* Exercise brief
Transcribe the entries that follow, word for word.

---------- Listed entries ----------

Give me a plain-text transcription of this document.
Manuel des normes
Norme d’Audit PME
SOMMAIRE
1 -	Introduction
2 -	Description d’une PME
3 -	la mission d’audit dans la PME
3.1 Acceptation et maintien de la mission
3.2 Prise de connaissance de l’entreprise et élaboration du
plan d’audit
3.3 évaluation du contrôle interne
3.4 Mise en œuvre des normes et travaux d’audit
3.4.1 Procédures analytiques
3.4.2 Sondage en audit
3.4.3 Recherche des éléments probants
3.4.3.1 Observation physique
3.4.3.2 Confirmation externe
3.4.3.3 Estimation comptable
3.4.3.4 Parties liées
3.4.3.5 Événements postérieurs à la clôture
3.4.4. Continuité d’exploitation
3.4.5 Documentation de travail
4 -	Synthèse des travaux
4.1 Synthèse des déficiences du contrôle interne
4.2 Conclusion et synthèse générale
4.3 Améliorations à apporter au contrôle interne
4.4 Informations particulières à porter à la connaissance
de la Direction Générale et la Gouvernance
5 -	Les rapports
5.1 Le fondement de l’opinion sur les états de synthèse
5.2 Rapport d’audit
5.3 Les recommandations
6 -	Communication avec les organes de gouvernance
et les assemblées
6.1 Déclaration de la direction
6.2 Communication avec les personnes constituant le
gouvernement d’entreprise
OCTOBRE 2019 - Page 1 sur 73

----------

* Written answer
Give me a plain-text transcription of this document.
Manuel des normes
Norme d’Audit PME
SOMMAIRE
1 -	Introduction
2 -	Description d’une PME
3 -	la mission d’audit dans la PME
3.1 Acceptation et maintien de la mission
3.2 Prise de connaissance de l’entreprise et élaboration du
plan d’audit
3.3 évaluation du contrôle interne
3.4 Mise en œuvre des normes et travaux d’audit
3.4.1 Procédures analytiques
3.4.2 Sondage en audit
3.4.3 Recherche des éléments probants
3.4.3.1 Observation physique
3.4.3.2 Confirmation externe
3.4.3.3 Estimation comptable
3.4.3.4 Parties liées
3.4.3.5 Événements postérieurs à la clôture
3.4.4. Continuité d’exploitation
3.4.5 Documentation de travail
4 -	Synthèse des travaux
4.1 Synthèse des déficiences du contrôle interne
4.2 Conclusion et synthèse générale
4.3 Améliorations à apporter au contrôle interne
4.4 Informations particulières à porter à la connaissance
de la Direction Générale et la Gouvernance
5 -	Les rapports
5.1 Le fondement de l’opinion sur les états de synthèse
5.2 Rapport d’audit
5.3 Les recommandations
6 -	Communication avec les organes de gouvernance
et les assemblées
6.1 Déclaration de la direction
6.2 Communication avec les personnes constituant le
gouvernement d’entreprise
OCTOBRE 2019 - Page 1 sur 73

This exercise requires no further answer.